Write out the complete material exactly as it stands.

---- DATA FOR THIS TASK

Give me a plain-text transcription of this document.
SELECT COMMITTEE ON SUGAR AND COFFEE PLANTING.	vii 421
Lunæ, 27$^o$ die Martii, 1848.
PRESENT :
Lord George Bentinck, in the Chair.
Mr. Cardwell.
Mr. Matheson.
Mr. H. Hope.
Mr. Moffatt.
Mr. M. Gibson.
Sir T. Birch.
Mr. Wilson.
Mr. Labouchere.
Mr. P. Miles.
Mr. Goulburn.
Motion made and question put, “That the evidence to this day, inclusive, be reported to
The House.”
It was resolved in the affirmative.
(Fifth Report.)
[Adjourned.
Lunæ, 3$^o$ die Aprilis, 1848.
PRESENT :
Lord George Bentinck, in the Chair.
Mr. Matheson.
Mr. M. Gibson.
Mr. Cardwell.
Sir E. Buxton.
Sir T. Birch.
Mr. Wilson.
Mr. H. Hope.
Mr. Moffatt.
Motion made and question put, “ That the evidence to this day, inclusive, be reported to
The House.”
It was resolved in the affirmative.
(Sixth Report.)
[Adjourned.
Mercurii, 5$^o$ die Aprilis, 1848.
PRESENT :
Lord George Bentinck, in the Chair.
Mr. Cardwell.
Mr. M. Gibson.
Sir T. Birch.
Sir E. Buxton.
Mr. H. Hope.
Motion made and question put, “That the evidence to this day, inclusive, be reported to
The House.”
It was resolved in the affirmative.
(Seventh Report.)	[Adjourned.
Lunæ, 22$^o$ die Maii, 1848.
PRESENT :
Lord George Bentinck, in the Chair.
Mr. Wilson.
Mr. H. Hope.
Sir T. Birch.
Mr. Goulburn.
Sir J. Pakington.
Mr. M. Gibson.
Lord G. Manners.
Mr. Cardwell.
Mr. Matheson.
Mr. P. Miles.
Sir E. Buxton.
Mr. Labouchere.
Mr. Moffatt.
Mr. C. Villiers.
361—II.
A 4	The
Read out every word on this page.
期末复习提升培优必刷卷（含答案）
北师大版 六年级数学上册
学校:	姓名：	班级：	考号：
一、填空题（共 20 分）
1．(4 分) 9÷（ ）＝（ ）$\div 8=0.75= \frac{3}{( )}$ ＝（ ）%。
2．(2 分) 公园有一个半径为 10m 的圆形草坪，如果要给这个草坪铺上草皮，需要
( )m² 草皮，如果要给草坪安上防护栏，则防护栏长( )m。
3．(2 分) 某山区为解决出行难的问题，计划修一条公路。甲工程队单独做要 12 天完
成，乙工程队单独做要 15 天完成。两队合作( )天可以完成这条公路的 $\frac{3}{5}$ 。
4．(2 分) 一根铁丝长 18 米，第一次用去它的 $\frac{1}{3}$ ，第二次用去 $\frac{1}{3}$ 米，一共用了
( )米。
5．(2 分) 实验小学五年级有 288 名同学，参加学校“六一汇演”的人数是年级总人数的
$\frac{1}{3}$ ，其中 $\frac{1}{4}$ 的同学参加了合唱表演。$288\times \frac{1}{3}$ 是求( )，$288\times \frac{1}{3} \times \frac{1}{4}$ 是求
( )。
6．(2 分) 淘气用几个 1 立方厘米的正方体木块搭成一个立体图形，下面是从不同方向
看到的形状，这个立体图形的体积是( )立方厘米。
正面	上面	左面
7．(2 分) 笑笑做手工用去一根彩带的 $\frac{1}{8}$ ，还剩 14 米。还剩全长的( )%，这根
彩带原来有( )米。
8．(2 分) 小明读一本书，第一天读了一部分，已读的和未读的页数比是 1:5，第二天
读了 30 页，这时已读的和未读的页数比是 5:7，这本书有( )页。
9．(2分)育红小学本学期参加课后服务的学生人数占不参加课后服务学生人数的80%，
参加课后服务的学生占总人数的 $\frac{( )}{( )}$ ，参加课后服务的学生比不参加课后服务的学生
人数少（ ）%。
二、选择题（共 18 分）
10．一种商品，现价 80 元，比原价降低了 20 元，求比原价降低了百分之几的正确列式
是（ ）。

--------

— ANSWER TO THE TASK —
Give me a plain-text transcription of this document.
SELECT COMMITTEE ON SUGAR AND COFFEE PLANTING.	vii 421
Lunæ, 27$^o$ die Martii, 1848.
PRESENT :
Lord George Bentinck, in the Chair.
Mr. Cardwell.
Mr. Matheson.
Mr. H. Hope.
Mr. Moffatt.
Mr. M. Gibson.
Sir T. Birch.
Mr. Wilson.
Mr. Labouchere.
Mr. P. Miles.
Mr. Goulburn.
Motion made and question put, “That the evidence to this day, inclusive, be reported to
The House.”
It was resolved in the affirmative.
(Fifth Report.)
[Adjourned.
Lunæ, 3$^o$ die Aprilis, 1848.
PRESENT :
Lord George Bentinck, in the Chair.
Mr. Matheson.
Mr. M. Gibson.
Mr. Cardwell.
Sir E. Buxton.
Sir T. Birch.
Mr. Wilson.
Mr. H. Hope.
Mr. Moffatt.
Motion made and question put, “ That the evidence to this day, inclusive, be reported to
The House.”
It was resolved in the affirmative.
(Sixth Report.)
[Adjourned.
Mercurii, 5$^o$ die Aprilis, 1848.
PRESENT :
Lord George Bentinck, in the Chair.
Mr. Cardwell.
Mr. M. Gibson.
Sir T. Birch.
Sir E. Buxton.
Mr. H. Hope.
Motion made and question put, “That the evidence to this day, inclusive, be reported to
The House.”
It was resolved in the affirmative.
(Seventh Report.)	[Adjourned.
Lunæ, 22$^o$ die Maii, 1848.
PRESENT :
Lord George Bentinck, in the Chair.
Mr. Wilson.
Mr. H. Hope.
Sir T. Birch.
Mr. Goulburn.
Sir J. Pakington.
Mr. M. Gibson.
Lord G. Manners.
Mr. Cardwell.
Mr. Matheson.
Mr. P. Miles.
Sir E. Buxton.
Mr. Labouchere.
Mr. Moffatt.
Mr. C. Villiers.
361—II.
A 4	The
Read out every word on this page.
期末复习提升培优必刷卷（含答案）
北师大版 六年级数学上册
学校:	姓名：	班级：	考号：
一、填空题（共 20 分）
1．(4 分) 9÷（ ）＝（ ）$\div 8=0.75= \frac{3}{( )}$ ＝（ ）%。
2．(2 分) 公园有一个半径为 10m 的圆形草坪，如果要给这个草坪铺上草皮，需要
( )m² 草皮，如果要给草坪安上防护栏，则防护栏长( )m。
3．(2 分) 某山区为解决出行难的问题，计划修一条公路。甲工程队单独做要 12 天完
成，乙工程队单独做要 15 天完成。两队合作( )天可以完成这条公路的 $\frac{3}{5}$ 。
4．(2 分) 一根铁丝长 18 米，第一次用去它的 $\frac{1}{3}$ ，第二次用去 $\frac{1}{3}$ 米，一共用了
( )米。
5．(2 分) 实验小学五年级有 288 名同学，参加学校“六一汇演”的人数是年级总人数的
$\frac{1}{3}$ ，其中 $\frac{1}{4}$ 的同学参加了合唱表演。$288\times \frac{1}{3}$ 是求( )，$288\times \frac{1}{3} \times \frac{1}{4}$ 是求
( )。
6．(2 分) 淘气用几个 1 立方厘米的正方体木块搭成一个立体图形，下面是从不同方向
看到的形状，这个立体图形的体积是( )立方厘米。
正面	上面	左面
7．(2 分) 笑笑做手工用去一根彩带的 $\frac{1}{8}$ ，还剩 14 米。还剩全长的( )%，这根
彩带原来有( )米。
8．(2 分) 小明读一本书，第一天读了一部分，已读的和未读的页数比是 1:5，第二天
读了 30 页，这时已读的和未读的页数比是 5:7，这本书有( )页。
9．(2分)育红小学本学期参加课后服务的学生人数占不参加课后服务学生人数的80%，
参加课后服务的学生占总人数的 $\frac{( )}{( )}$ ，参加课后服务的学生比不参加课后服务的学生
人数少（ ）%。
二、选择题（共 18 分）
10．一种商品，现价 80 元，比原价降低了 20 元，求比原价降低了百分之几的正确列式
是（ ）。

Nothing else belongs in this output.